### INSTRUCTIONS FOR THE TASK:
Copy every line that mentions the word "title".

### WORKING DATA:
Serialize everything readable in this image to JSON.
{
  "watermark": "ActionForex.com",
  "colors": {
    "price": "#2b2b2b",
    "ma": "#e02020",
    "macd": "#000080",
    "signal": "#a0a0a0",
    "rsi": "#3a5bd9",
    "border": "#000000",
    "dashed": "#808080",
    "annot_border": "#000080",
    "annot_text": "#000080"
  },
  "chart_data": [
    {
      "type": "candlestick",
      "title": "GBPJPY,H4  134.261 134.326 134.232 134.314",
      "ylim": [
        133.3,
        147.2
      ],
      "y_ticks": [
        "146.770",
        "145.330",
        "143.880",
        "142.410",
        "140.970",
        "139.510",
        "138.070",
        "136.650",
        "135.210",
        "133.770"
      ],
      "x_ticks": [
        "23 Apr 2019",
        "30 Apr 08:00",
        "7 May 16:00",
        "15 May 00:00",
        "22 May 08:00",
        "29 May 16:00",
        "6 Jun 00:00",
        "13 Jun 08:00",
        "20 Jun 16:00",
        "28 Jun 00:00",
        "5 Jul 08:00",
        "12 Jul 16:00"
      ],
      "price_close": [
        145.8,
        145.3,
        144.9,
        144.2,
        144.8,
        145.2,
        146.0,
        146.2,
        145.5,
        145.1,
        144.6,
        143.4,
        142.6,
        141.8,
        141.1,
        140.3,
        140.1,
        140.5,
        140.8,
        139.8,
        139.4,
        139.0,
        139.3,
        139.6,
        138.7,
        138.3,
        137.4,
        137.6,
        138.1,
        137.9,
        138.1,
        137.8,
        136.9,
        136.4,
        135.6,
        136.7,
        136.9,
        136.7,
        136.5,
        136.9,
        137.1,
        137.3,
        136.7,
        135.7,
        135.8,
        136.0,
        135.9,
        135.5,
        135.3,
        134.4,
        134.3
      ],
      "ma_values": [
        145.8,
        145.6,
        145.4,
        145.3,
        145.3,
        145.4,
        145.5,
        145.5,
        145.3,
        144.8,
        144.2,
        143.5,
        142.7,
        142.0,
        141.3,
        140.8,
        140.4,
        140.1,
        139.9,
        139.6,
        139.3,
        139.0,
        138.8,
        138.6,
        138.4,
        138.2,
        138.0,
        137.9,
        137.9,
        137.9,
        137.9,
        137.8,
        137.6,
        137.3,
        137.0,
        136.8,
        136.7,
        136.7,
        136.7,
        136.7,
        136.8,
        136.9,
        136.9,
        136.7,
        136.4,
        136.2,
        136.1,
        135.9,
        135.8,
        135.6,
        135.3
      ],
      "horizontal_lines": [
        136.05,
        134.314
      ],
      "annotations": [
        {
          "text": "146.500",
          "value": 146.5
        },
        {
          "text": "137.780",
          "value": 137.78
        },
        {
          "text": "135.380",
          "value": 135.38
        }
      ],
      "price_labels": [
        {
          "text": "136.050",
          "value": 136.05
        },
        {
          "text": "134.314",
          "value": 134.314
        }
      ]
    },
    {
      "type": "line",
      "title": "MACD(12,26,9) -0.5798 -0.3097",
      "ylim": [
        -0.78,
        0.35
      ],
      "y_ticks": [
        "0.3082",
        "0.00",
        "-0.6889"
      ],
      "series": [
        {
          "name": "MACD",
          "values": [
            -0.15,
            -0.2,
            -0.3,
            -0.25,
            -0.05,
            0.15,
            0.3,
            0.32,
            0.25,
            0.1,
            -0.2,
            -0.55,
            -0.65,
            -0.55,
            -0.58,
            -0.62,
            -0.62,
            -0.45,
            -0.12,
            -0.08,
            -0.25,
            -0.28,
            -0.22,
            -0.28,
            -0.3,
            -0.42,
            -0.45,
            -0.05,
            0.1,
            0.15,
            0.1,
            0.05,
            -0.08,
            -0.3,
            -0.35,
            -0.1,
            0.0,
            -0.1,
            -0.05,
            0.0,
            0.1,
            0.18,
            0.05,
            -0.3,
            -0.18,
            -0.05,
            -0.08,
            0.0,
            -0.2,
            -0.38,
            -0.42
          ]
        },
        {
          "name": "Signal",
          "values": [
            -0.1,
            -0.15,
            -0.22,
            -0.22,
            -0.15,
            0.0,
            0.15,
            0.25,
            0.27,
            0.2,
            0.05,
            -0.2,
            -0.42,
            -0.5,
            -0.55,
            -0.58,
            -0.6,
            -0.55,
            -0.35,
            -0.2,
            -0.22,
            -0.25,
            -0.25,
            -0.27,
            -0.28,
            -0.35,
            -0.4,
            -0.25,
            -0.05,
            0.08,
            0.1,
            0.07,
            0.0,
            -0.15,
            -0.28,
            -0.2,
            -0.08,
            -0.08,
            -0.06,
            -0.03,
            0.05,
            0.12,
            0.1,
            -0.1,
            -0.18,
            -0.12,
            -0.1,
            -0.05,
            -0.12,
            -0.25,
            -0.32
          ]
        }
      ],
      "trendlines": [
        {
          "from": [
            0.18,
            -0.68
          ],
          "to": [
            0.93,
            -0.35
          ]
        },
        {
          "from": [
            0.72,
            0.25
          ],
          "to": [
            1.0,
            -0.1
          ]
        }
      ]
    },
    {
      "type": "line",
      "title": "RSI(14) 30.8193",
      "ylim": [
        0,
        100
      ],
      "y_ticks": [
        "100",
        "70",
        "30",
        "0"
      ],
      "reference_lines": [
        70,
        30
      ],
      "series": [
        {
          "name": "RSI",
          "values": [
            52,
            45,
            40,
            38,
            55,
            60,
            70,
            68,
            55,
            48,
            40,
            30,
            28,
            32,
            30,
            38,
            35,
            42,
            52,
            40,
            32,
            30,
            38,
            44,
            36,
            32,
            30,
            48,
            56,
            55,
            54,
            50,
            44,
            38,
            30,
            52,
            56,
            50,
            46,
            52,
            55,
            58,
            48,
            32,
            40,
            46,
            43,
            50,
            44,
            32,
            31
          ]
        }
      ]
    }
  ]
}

### ANSWER TO THIS PROBLEM:
      "title": "GBPJPY,H4  134.261 134.326 134.232 134.314",
      "title": "MACD(12,26,9) -0.5798 -0.3097",
      "title": "RSI(14) 30.8193",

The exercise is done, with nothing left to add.